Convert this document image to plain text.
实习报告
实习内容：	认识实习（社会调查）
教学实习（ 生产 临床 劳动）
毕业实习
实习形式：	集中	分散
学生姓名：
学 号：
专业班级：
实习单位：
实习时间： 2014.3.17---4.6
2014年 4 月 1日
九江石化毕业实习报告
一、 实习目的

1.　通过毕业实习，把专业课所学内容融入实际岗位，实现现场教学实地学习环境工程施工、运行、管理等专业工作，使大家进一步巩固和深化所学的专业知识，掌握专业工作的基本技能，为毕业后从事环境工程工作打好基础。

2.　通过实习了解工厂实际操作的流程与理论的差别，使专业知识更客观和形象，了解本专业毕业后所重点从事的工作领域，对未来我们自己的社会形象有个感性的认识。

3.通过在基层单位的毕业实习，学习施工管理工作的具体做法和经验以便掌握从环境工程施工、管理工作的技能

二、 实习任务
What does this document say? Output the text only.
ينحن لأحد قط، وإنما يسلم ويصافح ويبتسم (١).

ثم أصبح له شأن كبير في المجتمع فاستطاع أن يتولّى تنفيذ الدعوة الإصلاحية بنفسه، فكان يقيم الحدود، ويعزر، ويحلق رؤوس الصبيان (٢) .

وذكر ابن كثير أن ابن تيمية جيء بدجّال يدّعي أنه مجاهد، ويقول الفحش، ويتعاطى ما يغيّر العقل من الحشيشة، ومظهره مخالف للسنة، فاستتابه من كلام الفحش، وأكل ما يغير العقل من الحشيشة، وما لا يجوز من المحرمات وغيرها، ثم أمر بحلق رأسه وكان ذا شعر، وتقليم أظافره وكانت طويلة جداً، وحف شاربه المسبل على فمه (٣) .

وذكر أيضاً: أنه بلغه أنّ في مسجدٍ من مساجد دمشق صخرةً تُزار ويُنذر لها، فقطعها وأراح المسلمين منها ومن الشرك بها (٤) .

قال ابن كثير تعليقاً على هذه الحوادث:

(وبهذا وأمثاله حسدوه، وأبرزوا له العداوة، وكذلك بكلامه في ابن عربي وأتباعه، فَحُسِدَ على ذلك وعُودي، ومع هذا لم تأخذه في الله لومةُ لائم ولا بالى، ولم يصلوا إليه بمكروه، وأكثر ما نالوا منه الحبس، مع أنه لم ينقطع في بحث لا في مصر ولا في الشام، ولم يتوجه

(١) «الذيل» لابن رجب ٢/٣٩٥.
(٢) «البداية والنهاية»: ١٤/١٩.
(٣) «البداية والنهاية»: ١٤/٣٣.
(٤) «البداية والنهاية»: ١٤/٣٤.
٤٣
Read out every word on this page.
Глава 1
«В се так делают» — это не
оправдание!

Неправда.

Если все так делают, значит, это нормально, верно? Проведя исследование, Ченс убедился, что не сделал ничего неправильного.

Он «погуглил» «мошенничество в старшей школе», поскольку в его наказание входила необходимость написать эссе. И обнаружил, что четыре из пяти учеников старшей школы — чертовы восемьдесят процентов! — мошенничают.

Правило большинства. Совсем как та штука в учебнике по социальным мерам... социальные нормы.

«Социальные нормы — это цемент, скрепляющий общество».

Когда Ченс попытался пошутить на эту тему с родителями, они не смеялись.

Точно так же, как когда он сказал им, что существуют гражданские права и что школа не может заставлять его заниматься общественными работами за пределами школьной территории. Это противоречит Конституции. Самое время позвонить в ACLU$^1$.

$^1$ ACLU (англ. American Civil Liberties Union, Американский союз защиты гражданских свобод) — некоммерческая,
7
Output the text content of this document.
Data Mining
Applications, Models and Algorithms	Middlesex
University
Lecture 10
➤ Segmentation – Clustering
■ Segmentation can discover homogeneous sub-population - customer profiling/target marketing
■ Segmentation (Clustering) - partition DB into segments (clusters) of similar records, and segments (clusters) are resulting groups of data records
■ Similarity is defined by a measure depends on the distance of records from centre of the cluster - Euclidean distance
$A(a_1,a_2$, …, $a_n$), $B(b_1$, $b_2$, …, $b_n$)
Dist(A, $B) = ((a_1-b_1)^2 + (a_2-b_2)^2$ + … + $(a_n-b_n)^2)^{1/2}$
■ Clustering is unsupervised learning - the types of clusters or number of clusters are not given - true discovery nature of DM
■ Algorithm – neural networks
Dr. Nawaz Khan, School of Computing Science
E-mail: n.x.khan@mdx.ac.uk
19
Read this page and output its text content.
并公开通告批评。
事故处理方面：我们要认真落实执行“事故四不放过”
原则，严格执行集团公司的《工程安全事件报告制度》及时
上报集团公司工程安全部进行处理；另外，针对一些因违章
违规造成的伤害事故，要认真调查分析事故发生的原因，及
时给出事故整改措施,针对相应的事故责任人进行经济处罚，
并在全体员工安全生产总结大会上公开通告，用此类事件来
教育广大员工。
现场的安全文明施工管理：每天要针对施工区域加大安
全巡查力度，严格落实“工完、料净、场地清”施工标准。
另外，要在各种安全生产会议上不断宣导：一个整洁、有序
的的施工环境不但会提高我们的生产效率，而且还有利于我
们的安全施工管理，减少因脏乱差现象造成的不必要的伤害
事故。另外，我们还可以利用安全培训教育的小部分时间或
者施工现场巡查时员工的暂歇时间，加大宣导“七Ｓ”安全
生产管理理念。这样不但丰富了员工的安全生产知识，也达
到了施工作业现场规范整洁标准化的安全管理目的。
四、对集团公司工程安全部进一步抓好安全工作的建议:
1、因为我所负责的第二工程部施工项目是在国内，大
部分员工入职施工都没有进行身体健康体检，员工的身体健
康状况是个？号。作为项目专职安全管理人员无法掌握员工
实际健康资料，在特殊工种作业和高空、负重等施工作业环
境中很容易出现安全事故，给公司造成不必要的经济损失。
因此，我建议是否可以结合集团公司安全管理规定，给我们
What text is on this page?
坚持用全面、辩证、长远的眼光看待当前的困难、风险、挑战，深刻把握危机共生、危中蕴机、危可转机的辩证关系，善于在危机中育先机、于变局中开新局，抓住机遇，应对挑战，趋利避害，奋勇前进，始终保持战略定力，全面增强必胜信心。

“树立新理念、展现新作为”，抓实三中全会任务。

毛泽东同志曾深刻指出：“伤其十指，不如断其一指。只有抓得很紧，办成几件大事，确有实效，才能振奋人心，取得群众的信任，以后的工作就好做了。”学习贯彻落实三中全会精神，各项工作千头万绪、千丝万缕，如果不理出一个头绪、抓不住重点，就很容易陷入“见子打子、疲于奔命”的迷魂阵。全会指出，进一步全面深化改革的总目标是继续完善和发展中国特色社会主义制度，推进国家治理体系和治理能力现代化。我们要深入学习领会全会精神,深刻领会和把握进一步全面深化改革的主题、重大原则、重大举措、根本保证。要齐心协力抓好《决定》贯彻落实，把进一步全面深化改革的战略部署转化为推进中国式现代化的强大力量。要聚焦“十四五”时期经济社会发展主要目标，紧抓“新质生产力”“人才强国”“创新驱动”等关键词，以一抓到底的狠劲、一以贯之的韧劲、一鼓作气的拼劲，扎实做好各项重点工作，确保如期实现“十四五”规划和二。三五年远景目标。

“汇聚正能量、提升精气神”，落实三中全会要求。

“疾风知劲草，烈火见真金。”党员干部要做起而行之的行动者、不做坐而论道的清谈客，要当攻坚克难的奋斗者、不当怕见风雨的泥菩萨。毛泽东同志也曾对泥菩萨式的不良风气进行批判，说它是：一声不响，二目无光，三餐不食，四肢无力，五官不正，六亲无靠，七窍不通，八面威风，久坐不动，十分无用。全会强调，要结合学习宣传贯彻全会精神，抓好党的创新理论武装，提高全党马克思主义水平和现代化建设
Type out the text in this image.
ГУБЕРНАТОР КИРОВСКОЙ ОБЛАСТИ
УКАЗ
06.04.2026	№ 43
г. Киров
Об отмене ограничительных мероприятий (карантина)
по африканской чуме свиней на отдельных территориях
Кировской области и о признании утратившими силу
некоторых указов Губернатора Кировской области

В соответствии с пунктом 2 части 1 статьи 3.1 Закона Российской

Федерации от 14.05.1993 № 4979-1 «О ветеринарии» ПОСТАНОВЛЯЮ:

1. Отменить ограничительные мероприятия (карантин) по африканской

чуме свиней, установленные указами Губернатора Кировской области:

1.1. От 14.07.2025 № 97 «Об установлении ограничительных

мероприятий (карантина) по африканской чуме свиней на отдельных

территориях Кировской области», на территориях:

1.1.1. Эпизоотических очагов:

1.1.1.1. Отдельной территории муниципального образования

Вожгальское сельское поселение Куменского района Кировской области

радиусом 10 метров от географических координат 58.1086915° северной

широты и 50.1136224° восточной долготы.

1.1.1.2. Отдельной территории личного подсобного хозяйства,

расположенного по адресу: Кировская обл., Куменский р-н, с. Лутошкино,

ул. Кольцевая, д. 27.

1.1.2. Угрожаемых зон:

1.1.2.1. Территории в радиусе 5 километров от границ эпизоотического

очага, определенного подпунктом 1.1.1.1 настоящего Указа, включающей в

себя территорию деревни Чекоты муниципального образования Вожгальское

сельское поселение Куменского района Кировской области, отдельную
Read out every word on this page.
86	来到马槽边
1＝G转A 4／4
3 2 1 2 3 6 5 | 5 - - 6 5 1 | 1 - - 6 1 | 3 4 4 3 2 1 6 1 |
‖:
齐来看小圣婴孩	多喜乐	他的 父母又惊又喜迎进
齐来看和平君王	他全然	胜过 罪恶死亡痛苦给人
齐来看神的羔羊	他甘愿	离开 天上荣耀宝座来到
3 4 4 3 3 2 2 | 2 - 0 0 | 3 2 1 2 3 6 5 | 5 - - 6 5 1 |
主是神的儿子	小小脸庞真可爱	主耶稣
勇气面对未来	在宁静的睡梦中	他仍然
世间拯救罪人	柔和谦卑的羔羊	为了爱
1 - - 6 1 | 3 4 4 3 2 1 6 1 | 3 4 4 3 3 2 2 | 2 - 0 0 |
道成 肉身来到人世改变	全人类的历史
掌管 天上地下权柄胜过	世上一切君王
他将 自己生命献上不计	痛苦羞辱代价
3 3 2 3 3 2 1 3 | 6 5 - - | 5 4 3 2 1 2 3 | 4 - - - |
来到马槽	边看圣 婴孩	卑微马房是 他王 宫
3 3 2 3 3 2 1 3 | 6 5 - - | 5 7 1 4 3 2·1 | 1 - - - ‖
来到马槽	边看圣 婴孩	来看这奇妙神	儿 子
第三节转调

_ _ _ _ _ _ _

• WHAT IS REQUIRED: Find each line with the string "свиней" and copy it out.

• SOLUTION BELOW:
по африканской чуме свиней на отдельных территориях
чуме свиней, установленные указами Губернатора Кировской области:
мероприятий (карантина) по африканской чуме свиней на отдельных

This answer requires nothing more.